-- Begin Records --

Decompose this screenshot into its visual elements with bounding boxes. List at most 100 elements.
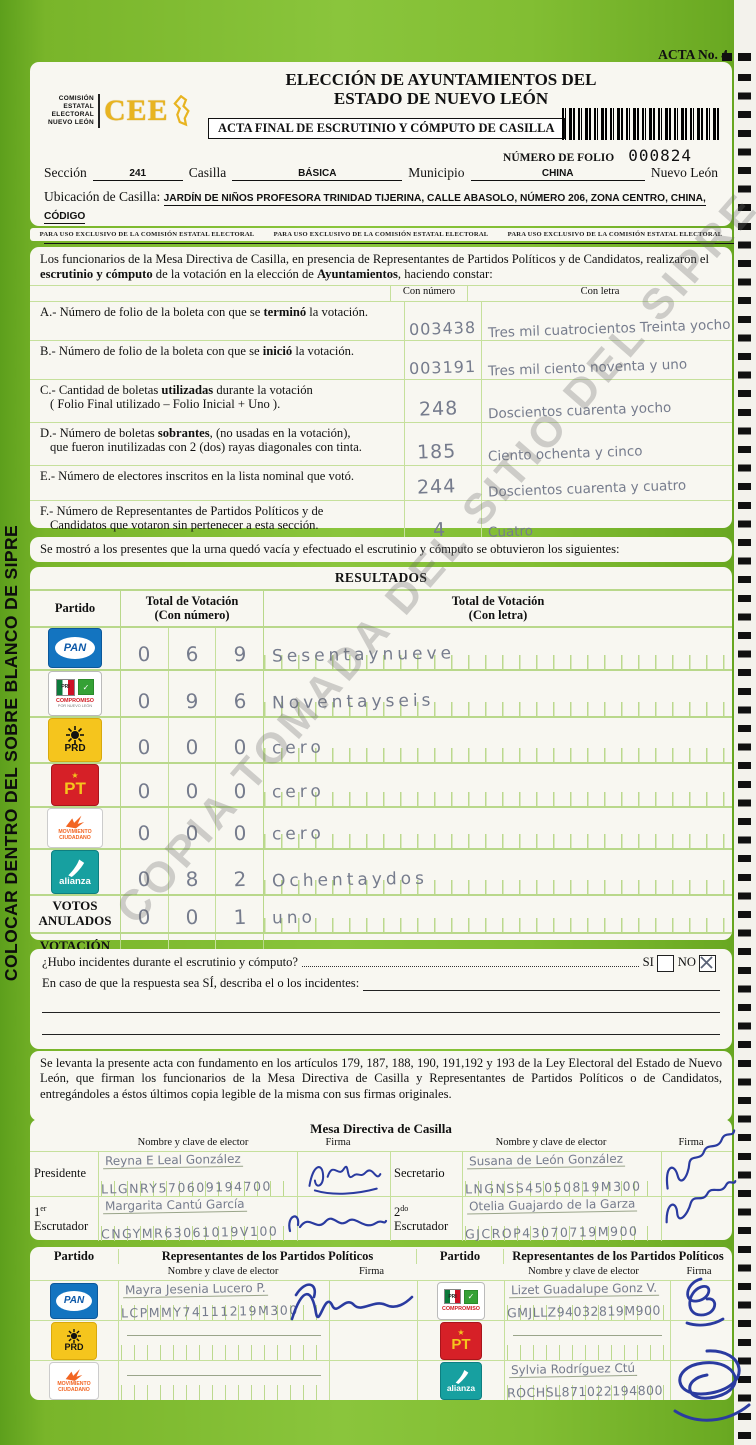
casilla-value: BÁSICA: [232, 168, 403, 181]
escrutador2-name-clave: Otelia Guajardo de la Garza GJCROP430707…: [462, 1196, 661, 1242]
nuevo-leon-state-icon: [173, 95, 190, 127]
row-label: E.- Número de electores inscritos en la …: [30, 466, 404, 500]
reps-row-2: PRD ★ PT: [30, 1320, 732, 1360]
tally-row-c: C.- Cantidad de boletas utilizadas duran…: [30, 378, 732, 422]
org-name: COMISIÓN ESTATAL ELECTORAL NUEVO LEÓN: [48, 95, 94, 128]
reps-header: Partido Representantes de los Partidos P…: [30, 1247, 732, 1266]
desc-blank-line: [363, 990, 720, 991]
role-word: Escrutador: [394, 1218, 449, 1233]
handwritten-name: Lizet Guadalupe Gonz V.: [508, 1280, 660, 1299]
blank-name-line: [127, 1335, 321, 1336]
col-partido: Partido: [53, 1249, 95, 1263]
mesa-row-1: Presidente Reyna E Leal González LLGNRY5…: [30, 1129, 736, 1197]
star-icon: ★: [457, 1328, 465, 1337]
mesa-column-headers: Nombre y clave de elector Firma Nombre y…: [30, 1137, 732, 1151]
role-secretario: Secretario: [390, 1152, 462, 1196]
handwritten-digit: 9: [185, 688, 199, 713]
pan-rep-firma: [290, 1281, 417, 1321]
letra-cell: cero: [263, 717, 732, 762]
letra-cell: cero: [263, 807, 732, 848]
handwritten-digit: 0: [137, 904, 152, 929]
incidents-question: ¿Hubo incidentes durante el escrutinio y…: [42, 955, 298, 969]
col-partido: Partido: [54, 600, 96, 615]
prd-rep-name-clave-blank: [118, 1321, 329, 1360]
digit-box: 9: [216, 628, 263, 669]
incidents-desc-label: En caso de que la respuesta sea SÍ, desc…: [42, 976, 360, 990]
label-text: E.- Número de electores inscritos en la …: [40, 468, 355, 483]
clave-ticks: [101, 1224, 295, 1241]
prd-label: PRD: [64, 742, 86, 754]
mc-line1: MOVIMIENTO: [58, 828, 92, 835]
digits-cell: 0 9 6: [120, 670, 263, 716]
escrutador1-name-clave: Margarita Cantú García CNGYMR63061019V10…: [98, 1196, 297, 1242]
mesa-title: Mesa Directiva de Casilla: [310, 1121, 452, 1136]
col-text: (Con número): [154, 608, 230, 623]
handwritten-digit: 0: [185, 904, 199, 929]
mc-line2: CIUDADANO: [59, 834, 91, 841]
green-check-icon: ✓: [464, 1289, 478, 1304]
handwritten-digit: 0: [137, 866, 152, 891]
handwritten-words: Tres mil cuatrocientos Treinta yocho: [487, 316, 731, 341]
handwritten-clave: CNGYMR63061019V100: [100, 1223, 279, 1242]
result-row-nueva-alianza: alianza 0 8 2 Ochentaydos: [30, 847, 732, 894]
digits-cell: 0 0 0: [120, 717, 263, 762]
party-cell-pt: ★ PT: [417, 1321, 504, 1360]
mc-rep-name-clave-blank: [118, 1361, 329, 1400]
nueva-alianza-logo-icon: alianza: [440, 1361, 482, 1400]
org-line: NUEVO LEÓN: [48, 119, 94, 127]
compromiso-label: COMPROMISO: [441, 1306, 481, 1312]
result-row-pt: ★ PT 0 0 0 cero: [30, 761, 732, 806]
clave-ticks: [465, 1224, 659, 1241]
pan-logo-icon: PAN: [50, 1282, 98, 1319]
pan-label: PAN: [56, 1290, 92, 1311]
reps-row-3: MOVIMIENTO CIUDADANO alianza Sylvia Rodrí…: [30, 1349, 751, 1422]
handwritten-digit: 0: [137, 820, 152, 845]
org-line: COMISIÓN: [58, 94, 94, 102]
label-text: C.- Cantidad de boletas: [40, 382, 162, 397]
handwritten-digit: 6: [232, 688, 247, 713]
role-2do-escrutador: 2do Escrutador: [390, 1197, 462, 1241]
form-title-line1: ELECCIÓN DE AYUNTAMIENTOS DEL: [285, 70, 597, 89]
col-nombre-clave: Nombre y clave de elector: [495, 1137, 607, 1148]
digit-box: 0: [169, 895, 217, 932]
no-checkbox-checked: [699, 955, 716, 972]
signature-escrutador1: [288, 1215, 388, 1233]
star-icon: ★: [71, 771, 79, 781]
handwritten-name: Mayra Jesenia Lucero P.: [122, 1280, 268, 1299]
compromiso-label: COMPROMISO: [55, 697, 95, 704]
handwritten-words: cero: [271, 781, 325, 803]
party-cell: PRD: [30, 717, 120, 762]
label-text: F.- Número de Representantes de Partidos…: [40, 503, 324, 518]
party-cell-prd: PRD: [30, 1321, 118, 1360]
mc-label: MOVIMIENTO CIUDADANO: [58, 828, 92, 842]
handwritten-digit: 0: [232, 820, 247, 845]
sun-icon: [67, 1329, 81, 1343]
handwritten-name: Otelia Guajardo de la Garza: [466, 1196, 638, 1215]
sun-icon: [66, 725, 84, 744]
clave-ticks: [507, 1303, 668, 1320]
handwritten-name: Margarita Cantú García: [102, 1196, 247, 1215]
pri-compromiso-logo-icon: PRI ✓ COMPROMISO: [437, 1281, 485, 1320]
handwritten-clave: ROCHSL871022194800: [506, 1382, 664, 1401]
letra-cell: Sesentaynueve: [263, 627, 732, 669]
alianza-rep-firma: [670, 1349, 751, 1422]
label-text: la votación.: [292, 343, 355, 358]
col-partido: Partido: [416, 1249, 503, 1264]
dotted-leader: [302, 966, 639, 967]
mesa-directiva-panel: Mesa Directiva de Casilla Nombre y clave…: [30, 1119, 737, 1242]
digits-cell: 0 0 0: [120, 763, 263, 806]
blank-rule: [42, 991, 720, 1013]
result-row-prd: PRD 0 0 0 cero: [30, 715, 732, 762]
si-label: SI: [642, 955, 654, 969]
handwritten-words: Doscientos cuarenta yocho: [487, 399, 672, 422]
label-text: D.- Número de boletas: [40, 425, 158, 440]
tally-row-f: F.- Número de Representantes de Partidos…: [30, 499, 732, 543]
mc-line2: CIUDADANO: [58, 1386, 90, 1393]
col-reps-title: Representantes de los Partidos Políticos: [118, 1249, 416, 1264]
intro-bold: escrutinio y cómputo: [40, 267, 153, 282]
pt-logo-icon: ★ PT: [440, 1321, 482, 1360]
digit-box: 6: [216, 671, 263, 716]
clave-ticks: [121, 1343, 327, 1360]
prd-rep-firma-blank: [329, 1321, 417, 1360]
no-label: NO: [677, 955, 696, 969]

-- End Records --

Task: Put each line of the entries above into a JSON list of strings, one string per line, with blank lines omitted and the picture placeholders left out.

The response:
[
  "Decompose this screenshot into its visual elements with bounding boxes. List at most 100 elements.",
  "casilla-value: BÁSICA: [232, 168, 403, 181]",
  "escrutador2-name-clave: Otelia Guajardo de la Garza GJCROP430707…: [462, 1196, 661, 1242]",
  "nuevo-leon-state-icon: [173, 95, 190, 127]",
  "row-label: E.- Número de electores inscritos en la …: [30, 466, 404, 500]",
  "reps-row-2: PRD ★ PT: [30, 1320, 732, 1360]",
  "tally-row-c: C.- Cantidad de boletas utilizadas duran…: [30, 378, 732, 422]",
  "org-name: COMISIÓN ESTATAL ELECTORAL NUEVO LEÓN: [48, 95, 94, 128]",
  "reps-header: Partido Representantes de los Partidos P…: [30, 1247, 732, 1266]",
  "desc-blank-line: [363, 990, 720, 991]",
  "role-word: Escrutador: [394, 1218, 449, 1233]",
  "handwritten-name: Lizet Guadalupe Gonz V.: [508, 1280, 660, 1299]",
  "blank-name-line: [127, 1335, 321, 1336]",
  "col-partido: Partido: [53, 1249, 95, 1263]",
  "mesa-row-1: Presidente Reyna E Leal González LLGNRY5…: [30, 1129, 736, 1197]",
  "star-icon: ★: [457, 1328, 465, 1337]",
  "mesa-column-headers: Nombre y clave de elector Firma Nombre y…: [30, 1137, 732, 1151]",
  "role-secretario: Secretario: [390, 1152, 462, 1196]",
  "handwritten-digit: 9: [185, 688, 199, 713]",
  "pan-rep-firma: [290, 1281, 417, 1321]",
  "letra-cell: cero: [263, 717, 732, 762]",
  "letra-cell: cero: [263, 807, 732, 848]",
  "handwritten-digit: 0: [137, 904, 152, 929]",
  "incidents-question: ¿Hubo incidentes durante el escrutinio y…: [42, 955, 298, 969]",
  "col-partido: Partido: [54, 600, 96, 615]",
  "prd-rep-name-clave-blank: [118, 1321, 329, 1360]",
  "digit-box: 9: [216, 628, 263, 669]",
  "incidents-desc-label: En caso de que la respuesta sea SÍ, desc…: [42, 976, 360, 990]",
  "label-text: E.- Número de electores inscritos en la …: [40, 468, 355, 483]",
  "clave-ticks: [101, 1224, 295, 1241]",
  "prd-label: PRD: [64, 742, 86, 754]",
  "mc-line1: MOVIMIENTO: [58, 828, 92, 835]",
  "digits-cell: 0 9 6: [120, 670, 263, 716]",
  "escrutador1-name-clave: Margarita Cantú García CNGYMR63061019V10…: [98, 1196, 297, 1242]",
  "mesa-title: Mesa Directiva de Casilla: [310, 1121, 452, 1136]",
  "col-text: (Con número): [154, 608, 230, 623]",
  "handwritten-digit: 0: [185, 904, 199, 929]",
  "mc-line2: CIUDADANO: [59, 834, 91, 841]",
  "green-check-icon: ✓: [464, 1289, 478, 1304]",
  "handwritten-digit: 0: [137, 866, 152, 891]",
  "handwritten-words: Tres mil cuatrocientos Treinta yocho: [487, 316, 731, 341]",
  "handwritten-clave: CNGYMR63061019V100: [100, 1223, 279, 1242]",
  "result-row-nueva-alianza: alianza 0 8 2 Ochentaydos: [30, 847, 732, 894]",
  "digits-cell: 0 0 0: [120, 717, 263, 762]",
  "party-cell-pt: ★ PT: [417, 1321, 504, 1360]",
  "mc-rep-name-clave-blank: [118, 1361, 329, 1400]",
  "nueva-alianza-logo-icon: alianza: [440, 1361, 482, 1400]",
  "org-line: NUEVO LEÓN: [48, 119, 94, 127]",
  "compromiso-label: COMPROMISO: [441, 1306, 481, 1312]",
  "result-row-pt: ★ PT 0 0 0 cero: [30, 761, 732, 806]",
  "clave-ticks: [465, 1224, 659, 1241]",
  "pan-logo-icon: PAN: [50, 1282, 98, 1319]",
  "pan-label: PAN: [56, 1290, 92, 1311]",
  "reps-row-3: MOVIMIENTO CIUDADANO alianza Sylvia Rodrí…: [30, 1349, 751, 1422]",
  "handwritten-digit: 0: [137, 820, 152, 845]",
  "org-line: COMISIÓN: [58, 94, 94, 102]",
  "label-text: C.- Cantidad de boletas: [40, 382, 162, 397]",
  "handwritten-digit: 6: [232, 688, 247, 713]",
  "role-2do-escrutador: 2do Escrutador: [390, 1197, 462, 1241]",
  "form-title-line1: ELECCIÓN DE AYUNTAMIENTOS DEL: [285, 70, 597, 89]",
  "col-nombre-clave: Nombre y clave de elector: [495, 1137, 607, 1148]",
  "digit-box: 0: [169, 895, 217, 932]",
  "no-checkbox-checked: [699, 955, 716, 972]",
  "signature-escrutador1: [288, 1215, 388, 1233]",
  "star-icon: ★: [71, 771, 79, 781]",
  "handwritten-name: Mayra Jesenia Lucero P.: [122, 1280, 268, 1299]",
  "compromiso-label: COMPROMISO: [55, 697, 95, 704]",
  "handwritten-words: cero: [271, 781, 325, 803]",
  "party-cell: PRD: [30, 717, 120, 762]",
  "label-text: F.- Número de Representantes de Partidos…: [40, 503, 324, 518]",
  "party-cell-prd: PRD: [30, 1321, 118, 1360]",
  "mc-label: MOVIMIENTO CIUDADANO: [58, 828, 92, 842]",
  "handwritten-digit: 0: [232, 820, 247, 845]",
  "sun-icon: [67, 1329, 81, 1343]",
  "handwritten-name: Otelia Guajardo de la Garza: [466, 1196, 638, 1215]",
  "sun-icon: [66, 725, 84, 744]",
  "clave-ticks: [507, 1303, 668, 1320]",
  "handwritten-name: Margarita Cantú García: [102, 1196, 247, 1215]",
  "pri-compromiso-logo-icon: PRI ✓ COMPROMISO: [437, 1281, 485, 1320]",
  "handwritten-clave: ROCHSL871022194800: [506, 1382, 664, 1401]",
  "letra-cell: Sesentaynueve: [263, 627, 732, 669]",
  "alianza-rep-firma: [670, 1349, 751, 1422]",
  "label-text: la votación.: [292, 343, 355, 358]",
  "col-partido: Partido: [416, 1249, 503, 1264]",
  "dotted-leader: [302, 966, 639, 967]",
  "mesa-directiva-panel: Mesa Directiva de Casilla Nombre y clave…: [30, 1119, 737, 1242]",
  "digits-cell: 0 0 0: [120, 763, 263, 806]",
  "blank-rule: [42, 991, 720, 1013]",
  "result-row-prd: PRD 0 0 0 cero: [30, 715, 732, 762]",
  "si-label: SI: [642, 955, 654, 969]",
  "handwritten-words: Doscientos cuarenta yocho: [487, 399, 672, 422]",
  "label-text: D.- Número de boletas: [40, 425, 158, 440]",
  "tally-row-f: F.- Número de Representantes de Partidos…: [30, 499, 732, 543]",
  "mc-line2: CIUDADANO: [58, 1386, 90, 1393]",
  "col-reps-title: Representantes de los Partidos Políticos: [118, 1249, 416, 1264]",
  "intro-bold: escrutinio y cómputo: [40, 267, 153, 282]",
  "pt-logo-icon: ★ PT: [440, 1321, 482, 1360]",
  "digit-box: 6: [216, 671, 263, 716]",
  "clave-ticks: [121, 1343, 327, 1360]",
  "prd-rep-firma-blank: [329, 1321, 417, 1360]",
  "no-label: NO: [677, 955, 696, 969]"
]